- **WORK TO BE COMPLETED**: Copy each line that holds "title".

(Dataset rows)
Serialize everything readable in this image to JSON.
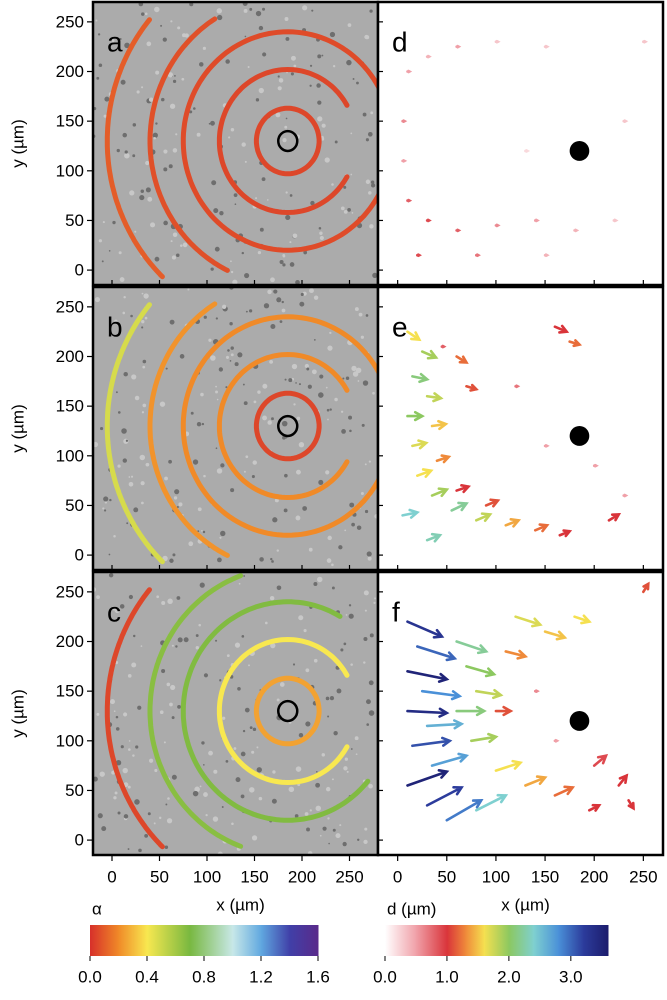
{
  "chart_data": [
    {
      "type": "rings",
      "title": "a",
      "ylabel": "y (µm)",
      "xlim": [
        -20,
        280
      ],
      "ylim": [
        -15,
        270
      ],
      "xticks": [
        0,
        50,
        100,
        150,
        200,
        250
      ],
      "yticks": [
        0,
        50,
        100,
        150,
        200,
        250
      ],
      "center": [
        185,
        130
      ],
      "hole_radius": 10,
      "rings": [
        {
          "radius": 33,
          "start": 0,
          "end": 360,
          "alpha": 0.05
        },
        {
          "radius": 72,
          "start": 30,
          "end": 330,
          "alpha": 0.05
        },
        {
          "radius": 110,
          "start": 22,
          "end": 335,
          "alpha": 0.06
        },
        {
          "radius": 145,
          "start": 122,
          "end": 244,
          "alpha": 0.07
        },
        {
          "radius": 190,
          "start": 140,
          "end": 226,
          "alpha": 0.1
        }
      ]
    },
    {
      "type": "rings",
      "title": "b",
      "ylabel": "y (µm)",
      "xlim": [
        -20,
        280
      ],
      "ylim": [
        -15,
        270
      ],
      "xticks": [
        0,
        50,
        100,
        150,
        200,
        250
      ],
      "yticks": [
        0,
        50,
        100,
        150,
        200,
        250
      ],
      "center": [
        185,
        130
      ],
      "hole_radius": 10,
      "rings": [
        {
          "radius": 33,
          "start": 0,
          "end": 360,
          "alpha": 0.05
        },
        {
          "radius": 72,
          "start": 30,
          "end": 330,
          "alpha": 0.2
        },
        {
          "radius": 110,
          "start": 22,
          "end": 335,
          "alpha": 0.2
        },
        {
          "radius": 145,
          "start": 122,
          "end": 244,
          "alpha": 0.22
        },
        {
          "radius": 190,
          "start": 140,
          "end": 226,
          "alpha": 0.48
        }
      ]
    },
    {
      "type": "rings",
      "title": "c",
      "ylabel": "y (µm)",
      "xlabel": "x (µm)",
      "xlim": [
        -20,
        280
      ],
      "ylim": [
        -15,
        270
      ],
      "xticks": [
        0,
        50,
        100,
        150,
        200,
        250
      ],
      "yticks": [
        0,
        50,
        100,
        150,
        200,
        250
      ],
      "center": [
        185,
        130
      ],
      "hole_radius": 10,
      "rings": [
        {
          "radius": 33,
          "start": 0,
          "end": 360,
          "alpha": 0.25
        },
        {
          "radius": 72,
          "start": 30,
          "end": 330,
          "alpha": 0.4
        },
        {
          "radius": 110,
          "start": 60,
          "end": 320,
          "alpha": 0.68
        },
        {
          "radius": 145,
          "start": 110,
          "end": 250,
          "alpha": 0.66
        },
        {
          "radius": 190,
          "start": 140,
          "end": 226,
          "alpha": 0.05
        }
      ]
    },
    {
      "type": "quiver",
      "title": "d",
      "xlim": [
        -20,
        270
      ],
      "ylim": [
        -15,
        270
      ],
      "xticks": [
        0,
        50,
        100,
        150,
        200,
        250
      ],
      "yticks": [
        0,
        50,
        100,
        150,
        200,
        250
      ],
      "obstacle": [
        185,
        120
      ],
      "obstacle_radius": 10,
      "arrows": [
        [
          10,
          200,
          2,
          0,
          0.5
        ],
        [
          30,
          215,
          2,
          0,
          0.4
        ],
        [
          60,
          225,
          2,
          0,
          0.5
        ],
        [
          100,
          230,
          2,
          0,
          0.3
        ],
        [
          150,
          225,
          2,
          0,
          0.3
        ],
        [
          5,
          150,
          2,
          0,
          0.6
        ],
        [
          5,
          110,
          2,
          0,
          0.5
        ],
        [
          10,
          70,
          2,
          0,
          0.8
        ],
        [
          30,
          50,
          2,
          0,
          0.9
        ],
        [
          60,
          40,
          2,
          0,
          0.8
        ],
        [
          100,
          45,
          2,
          0,
          0.6
        ],
        [
          140,
          50,
          2,
          0,
          0.5
        ],
        [
          180,
          40,
          2,
          0,
          0.4
        ],
        [
          220,
          50,
          2,
          0,
          0.3
        ],
        [
          20,
          15,
          2,
          0,
          0.9
        ],
        [
          80,
          15,
          2,
          0,
          0.7
        ],
        [
          150,
          15,
          2,
          0,
          0.4
        ],
        [
          230,
          150,
          2,
          0,
          0.3
        ],
        [
          250,
          230,
          2,
          0,
          0.3
        ],
        [
          130,
          120,
          2,
          0,
          0.2
        ]
      ]
    },
    {
      "type": "quiver",
      "title": "e",
      "xlim": [
        -20,
        270
      ],
      "ylim": [
        -15,
        270
      ],
      "xticks": [
        0,
        50,
        100,
        150,
        200,
        250
      ],
      "yticks": [
        0,
        50,
        100,
        150,
        200,
        250
      ],
      "obstacle": [
        185,
        120
      ],
      "obstacle_radius": 10,
      "arrows": [
        [
          10,
          225,
          12,
          -8,
          1.6
        ],
        [
          25,
          205,
          14,
          -6,
          1.9
        ],
        [
          15,
          180,
          15,
          -3,
          2.1
        ],
        [
          30,
          160,
          14,
          -2,
          1.8
        ],
        [
          10,
          140,
          15,
          0,
          2.0
        ],
        [
          35,
          130,
          14,
          2,
          1.5
        ],
        [
          15,
          110,
          14,
          3,
          1.7
        ],
        [
          40,
          95,
          12,
          4,
          1.3
        ],
        [
          60,
          200,
          10,
          -6,
          1.2
        ],
        [
          70,
          170,
          10,
          -3,
          1.1
        ],
        [
          160,
          230,
          12,
          -5,
          1.0
        ],
        [
          175,
          215,
          10,
          -3,
          1.2
        ],
        [
          20,
          80,
          14,
          5,
          1.6
        ],
        [
          35,
          60,
          15,
          6,
          1.9
        ],
        [
          55,
          45,
          15,
          7,
          2.2
        ],
        [
          80,
          35,
          14,
          6,
          1.8
        ],
        [
          110,
          30,
          13,
          5,
          1.4
        ],
        [
          140,
          25,
          12,
          5,
          1.2
        ],
        [
          165,
          20,
          10,
          4,
          1.0
        ],
        [
          60,
          65,
          12,
          4,
          1.0
        ],
        [
          90,
          50,
          12,
          5,
          1.1
        ],
        [
          215,
          35,
          10,
          6,
          1.0
        ],
        [
          45,
          210,
          2,
          0,
          0.8
        ],
        [
          120,
          170,
          2,
          0,
          0.7
        ],
        [
          200,
          90,
          2,
          0,
          0.5
        ],
        [
          230,
          60,
          2,
          0,
          0.5
        ],
        [
          150,
          110,
          2,
          0,
          0.5
        ],
        [
          30,
          15,
          13,
          5,
          2.3
        ],
        [
          5,
          40,
          15,
          3,
          2.4
        ]
      ]
    },
    {
      "type": "quiver",
      "title": "f",
      "xlabel": "x (µm)",
      "xlim": [
        -20,
        270
      ],
      "ylim": [
        -15,
        270
      ],
      "xticks": [
        0,
        50,
        100,
        150,
        200,
        250
      ],
      "yticks": [
        0,
        50,
        100,
        150,
        200,
        250
      ],
      "obstacle": [
        185,
        120
      ],
      "obstacle_radius": 10,
      "arrows": [
        [
          10,
          220,
          35,
          -15,
          3.3
        ],
        [
          20,
          195,
          38,
          -12,
          3.0
        ],
        [
          10,
          170,
          40,
          -8,
          3.5
        ],
        [
          25,
          150,
          38,
          -5,
          2.8
        ],
        [
          10,
          130,
          40,
          -2,
          3.4
        ],
        [
          30,
          115,
          35,
          2,
          2.6
        ],
        [
          15,
          95,
          38,
          5,
          3.1
        ],
        [
          35,
          75,
          35,
          10,
          2.7
        ],
        [
          10,
          55,
          40,
          14,
          3.5
        ],
        [
          30,
          35,
          35,
          18,
          3.2
        ],
        [
          50,
          20,
          35,
          20,
          2.9
        ],
        [
          80,
          30,
          30,
          15,
          2.4
        ],
        [
          60,
          200,
          30,
          -10,
          2.2
        ],
        [
          70,
          175,
          28,
          -8,
          2.0
        ],
        [
          80,
          150,
          25,
          -4,
          1.8
        ],
        [
          60,
          130,
          28,
          0,
          2.1
        ],
        [
          75,
          100,
          25,
          4,
          1.9
        ],
        [
          100,
          70,
          25,
          8,
          1.6
        ],
        [
          130,
          55,
          20,
          8,
          1.4
        ],
        [
          160,
          45,
          18,
          8,
          1.2
        ],
        [
          120,
          225,
          25,
          -8,
          1.7
        ],
        [
          150,
          210,
          20,
          -6,
          1.5
        ],
        [
          180,
          225,
          15,
          -5,
          1.6
        ],
        [
          110,
          190,
          20,
          -5,
          1.3
        ],
        [
          100,
          130,
          15,
          0,
          1.1
        ],
        [
          200,
          75,
          12,
          10,
          0.9
        ],
        [
          225,
          55,
          8,
          10,
          1.0
        ],
        [
          235,
          40,
          5,
          -8,
          1.0
        ],
        [
          250,
          250,
          5,
          8,
          1.1
        ],
        [
          195,
          30,
          10,
          5,
          1.0
        ],
        [
          140,
          150,
          2,
          0,
          0.6
        ],
        [
          160,
          100,
          2,
          0,
          0.5
        ]
      ]
    },
    {
      "type": "colorbar",
      "label": "α",
      "xlim": [
        0,
        1.6
      ],
      "xticks": [
        {
          "value": 0,
          "label": "0.0"
        },
        {
          "value": 0.4,
          "label": "0.4"
        },
        {
          "value": 0.8,
          "label": "0.8"
        },
        {
          "value": 1.2,
          "label": "1.2"
        },
        {
          "value": 1.6,
          "label": "1.6"
        }
      ],
      "stops": [
        {
          "value": 0,
          "color": "#d7302a"
        },
        {
          "value": 0.2,
          "color": "#f08a28"
        },
        {
          "value": 0.4,
          "color": "#f8e850"
        },
        {
          "value": 0.7,
          "color": "#78b840"
        },
        {
          "value": 1.0,
          "color": "#c8e8e8"
        },
        {
          "value": 1.2,
          "color": "#60a8e0"
        },
        {
          "value": 1.4,
          "color": "#4040a8"
        },
        {
          "value": 1.6,
          "color": "#5a2a8a"
        }
      ]
    },
    {
      "type": "colorbar",
      "label": "d (µm)",
      "xlim": [
        0,
        3.6
      ],
      "xticks": [
        {
          "value": 0,
          "label": "0.0"
        },
        {
          "value": 1,
          "label": "1.0"
        },
        {
          "value": 2,
          "label": "2.0"
        },
        {
          "value": 3,
          "label": "3.0"
        }
      ],
      "stops": [
        {
          "value": 0,
          "color": "#ffffff"
        },
        {
          "value": 0.5,
          "color": "#f0a0a8"
        },
        {
          "value": 1.0,
          "color": "#d9343a"
        },
        {
          "value": 1.3,
          "color": "#ef8a3a"
        },
        {
          "value": 1.6,
          "color": "#f5e050"
        },
        {
          "value": 2.0,
          "color": "#8cc860"
        },
        {
          "value": 2.4,
          "color": "#7fd0d0"
        },
        {
          "value": 2.8,
          "color": "#4a90d8"
        },
        {
          "value": 3.2,
          "color": "#2c3c9c"
        },
        {
          "value": 3.6,
          "color": "#1c1c6c"
        }
      ]
    }
  ]
}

- **REPLY**:
      "title": "a",
      "title": "b",
      "title": "c",
      "title": "d",
      "title": "e",
      "title": "f",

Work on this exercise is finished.